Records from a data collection
━━━━━━━━━━

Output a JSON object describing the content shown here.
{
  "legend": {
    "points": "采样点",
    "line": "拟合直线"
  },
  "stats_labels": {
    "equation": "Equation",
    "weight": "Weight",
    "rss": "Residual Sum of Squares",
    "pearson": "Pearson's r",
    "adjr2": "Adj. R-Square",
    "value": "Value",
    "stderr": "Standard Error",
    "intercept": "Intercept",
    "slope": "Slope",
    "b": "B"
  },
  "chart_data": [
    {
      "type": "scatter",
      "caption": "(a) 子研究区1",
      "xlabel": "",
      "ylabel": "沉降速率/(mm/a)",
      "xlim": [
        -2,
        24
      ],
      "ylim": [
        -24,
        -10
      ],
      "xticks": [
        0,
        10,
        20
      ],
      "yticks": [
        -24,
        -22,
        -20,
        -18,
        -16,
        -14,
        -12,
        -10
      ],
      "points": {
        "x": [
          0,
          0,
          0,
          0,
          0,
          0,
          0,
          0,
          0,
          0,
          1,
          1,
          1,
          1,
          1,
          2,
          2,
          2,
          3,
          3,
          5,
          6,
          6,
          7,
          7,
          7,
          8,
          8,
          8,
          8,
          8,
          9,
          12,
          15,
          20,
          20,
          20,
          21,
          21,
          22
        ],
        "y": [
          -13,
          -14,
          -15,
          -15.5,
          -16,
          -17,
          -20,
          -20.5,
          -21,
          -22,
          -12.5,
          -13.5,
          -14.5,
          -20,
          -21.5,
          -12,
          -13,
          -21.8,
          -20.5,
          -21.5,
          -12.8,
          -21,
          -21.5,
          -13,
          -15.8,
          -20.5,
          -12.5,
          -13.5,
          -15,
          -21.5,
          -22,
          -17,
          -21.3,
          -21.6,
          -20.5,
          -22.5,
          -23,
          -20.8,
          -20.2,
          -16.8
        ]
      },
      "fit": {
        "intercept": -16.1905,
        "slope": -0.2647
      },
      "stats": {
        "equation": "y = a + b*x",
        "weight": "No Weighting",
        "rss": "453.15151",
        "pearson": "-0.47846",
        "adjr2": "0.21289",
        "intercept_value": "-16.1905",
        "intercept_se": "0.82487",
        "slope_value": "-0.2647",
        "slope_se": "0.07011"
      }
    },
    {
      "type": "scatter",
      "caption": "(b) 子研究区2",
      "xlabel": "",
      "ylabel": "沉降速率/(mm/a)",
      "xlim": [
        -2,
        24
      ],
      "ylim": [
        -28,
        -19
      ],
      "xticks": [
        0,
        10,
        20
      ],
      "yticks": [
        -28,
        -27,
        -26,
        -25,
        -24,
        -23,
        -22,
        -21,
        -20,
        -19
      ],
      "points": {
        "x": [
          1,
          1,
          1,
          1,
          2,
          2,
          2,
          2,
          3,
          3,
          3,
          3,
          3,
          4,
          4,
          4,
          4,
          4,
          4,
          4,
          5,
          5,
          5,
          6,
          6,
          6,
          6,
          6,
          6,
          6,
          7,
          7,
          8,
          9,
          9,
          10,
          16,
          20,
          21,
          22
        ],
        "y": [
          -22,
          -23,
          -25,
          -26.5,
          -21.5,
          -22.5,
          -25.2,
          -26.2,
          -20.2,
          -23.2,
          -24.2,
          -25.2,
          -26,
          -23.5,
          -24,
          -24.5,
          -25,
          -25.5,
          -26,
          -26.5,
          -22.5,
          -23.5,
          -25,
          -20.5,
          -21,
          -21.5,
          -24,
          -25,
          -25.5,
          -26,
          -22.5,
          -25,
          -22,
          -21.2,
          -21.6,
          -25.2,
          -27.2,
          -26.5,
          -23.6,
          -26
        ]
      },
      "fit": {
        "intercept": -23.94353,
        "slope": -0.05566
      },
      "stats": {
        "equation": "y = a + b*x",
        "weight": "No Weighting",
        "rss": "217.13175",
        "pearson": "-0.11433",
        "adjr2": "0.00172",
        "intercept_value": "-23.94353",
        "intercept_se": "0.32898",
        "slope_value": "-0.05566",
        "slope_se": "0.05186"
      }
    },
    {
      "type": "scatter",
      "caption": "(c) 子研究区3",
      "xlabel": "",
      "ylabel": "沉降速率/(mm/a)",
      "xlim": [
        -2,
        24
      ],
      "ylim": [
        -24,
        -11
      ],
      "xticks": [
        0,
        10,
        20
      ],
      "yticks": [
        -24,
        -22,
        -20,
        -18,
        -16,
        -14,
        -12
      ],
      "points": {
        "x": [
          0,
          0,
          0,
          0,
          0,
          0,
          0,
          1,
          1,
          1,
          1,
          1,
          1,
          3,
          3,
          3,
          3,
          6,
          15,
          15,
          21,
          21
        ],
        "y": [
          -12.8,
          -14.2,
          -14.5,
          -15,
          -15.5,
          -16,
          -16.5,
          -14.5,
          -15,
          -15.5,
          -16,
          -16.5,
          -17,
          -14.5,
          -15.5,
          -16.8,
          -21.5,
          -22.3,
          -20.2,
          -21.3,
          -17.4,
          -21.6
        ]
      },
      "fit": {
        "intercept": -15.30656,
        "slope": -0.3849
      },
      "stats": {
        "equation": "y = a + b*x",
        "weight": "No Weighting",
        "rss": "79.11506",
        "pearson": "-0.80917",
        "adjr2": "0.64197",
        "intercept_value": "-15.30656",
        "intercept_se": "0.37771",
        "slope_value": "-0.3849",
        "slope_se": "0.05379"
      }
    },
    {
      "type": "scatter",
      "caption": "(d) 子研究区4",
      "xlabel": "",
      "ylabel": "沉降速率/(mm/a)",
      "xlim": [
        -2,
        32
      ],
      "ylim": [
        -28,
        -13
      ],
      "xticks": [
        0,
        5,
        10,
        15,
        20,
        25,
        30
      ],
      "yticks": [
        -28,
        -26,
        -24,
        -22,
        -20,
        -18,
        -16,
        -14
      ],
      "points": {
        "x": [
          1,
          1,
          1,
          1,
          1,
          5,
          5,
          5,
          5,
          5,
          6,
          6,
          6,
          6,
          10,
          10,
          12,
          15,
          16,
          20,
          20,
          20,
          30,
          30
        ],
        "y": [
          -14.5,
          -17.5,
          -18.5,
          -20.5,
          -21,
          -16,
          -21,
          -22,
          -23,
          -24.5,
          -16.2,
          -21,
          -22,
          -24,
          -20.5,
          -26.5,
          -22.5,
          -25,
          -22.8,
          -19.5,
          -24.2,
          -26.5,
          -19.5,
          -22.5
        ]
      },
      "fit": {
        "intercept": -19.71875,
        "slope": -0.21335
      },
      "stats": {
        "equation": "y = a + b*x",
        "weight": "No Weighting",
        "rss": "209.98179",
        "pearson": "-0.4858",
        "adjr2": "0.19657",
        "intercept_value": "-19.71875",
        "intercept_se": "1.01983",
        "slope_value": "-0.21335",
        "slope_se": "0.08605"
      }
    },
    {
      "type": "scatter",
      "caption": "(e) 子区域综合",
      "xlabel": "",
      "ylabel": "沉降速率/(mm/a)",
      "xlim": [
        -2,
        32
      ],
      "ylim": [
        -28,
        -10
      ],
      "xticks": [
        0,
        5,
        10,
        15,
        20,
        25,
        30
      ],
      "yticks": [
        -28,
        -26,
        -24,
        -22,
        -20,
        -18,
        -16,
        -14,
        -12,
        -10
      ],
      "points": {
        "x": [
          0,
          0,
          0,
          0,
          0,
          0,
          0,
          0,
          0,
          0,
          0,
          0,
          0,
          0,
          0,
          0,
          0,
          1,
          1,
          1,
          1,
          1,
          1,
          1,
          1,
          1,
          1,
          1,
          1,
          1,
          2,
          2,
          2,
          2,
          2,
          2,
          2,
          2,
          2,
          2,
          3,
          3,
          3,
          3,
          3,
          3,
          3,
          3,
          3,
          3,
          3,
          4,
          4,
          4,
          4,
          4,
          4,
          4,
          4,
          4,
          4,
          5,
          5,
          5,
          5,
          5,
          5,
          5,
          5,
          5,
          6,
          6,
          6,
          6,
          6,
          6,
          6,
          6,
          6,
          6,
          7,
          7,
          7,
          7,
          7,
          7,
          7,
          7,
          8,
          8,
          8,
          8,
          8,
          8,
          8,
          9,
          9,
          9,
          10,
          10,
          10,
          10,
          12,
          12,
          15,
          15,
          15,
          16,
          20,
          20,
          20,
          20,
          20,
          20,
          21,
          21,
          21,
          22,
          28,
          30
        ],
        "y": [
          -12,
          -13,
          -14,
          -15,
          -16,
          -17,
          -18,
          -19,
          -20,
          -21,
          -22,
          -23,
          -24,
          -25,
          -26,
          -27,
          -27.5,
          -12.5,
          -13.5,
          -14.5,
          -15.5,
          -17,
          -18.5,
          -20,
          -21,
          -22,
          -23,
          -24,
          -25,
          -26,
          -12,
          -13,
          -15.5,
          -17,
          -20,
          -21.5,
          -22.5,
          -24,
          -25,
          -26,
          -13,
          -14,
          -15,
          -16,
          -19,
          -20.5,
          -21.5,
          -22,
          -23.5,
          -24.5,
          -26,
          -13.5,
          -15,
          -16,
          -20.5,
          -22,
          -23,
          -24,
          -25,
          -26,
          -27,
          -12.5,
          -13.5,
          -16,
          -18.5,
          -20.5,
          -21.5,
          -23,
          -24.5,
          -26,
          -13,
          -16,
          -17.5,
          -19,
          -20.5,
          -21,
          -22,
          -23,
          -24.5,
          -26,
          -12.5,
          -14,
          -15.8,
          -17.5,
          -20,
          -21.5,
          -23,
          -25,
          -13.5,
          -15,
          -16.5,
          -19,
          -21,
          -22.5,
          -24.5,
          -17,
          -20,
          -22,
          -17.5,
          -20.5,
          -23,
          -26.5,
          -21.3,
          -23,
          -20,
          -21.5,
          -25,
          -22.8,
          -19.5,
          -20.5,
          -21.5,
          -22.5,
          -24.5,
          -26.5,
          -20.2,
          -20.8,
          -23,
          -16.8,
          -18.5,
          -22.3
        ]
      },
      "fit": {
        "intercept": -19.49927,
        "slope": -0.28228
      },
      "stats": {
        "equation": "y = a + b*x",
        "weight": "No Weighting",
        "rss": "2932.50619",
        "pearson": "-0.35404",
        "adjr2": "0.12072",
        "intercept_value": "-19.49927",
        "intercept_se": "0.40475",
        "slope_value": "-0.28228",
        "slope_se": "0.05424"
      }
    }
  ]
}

━━━━━━━━━━

**OBJECTIVE**
Only the number is wanted: how many lines in the data include the string "pearson"?

**CORRECT RESULT**
6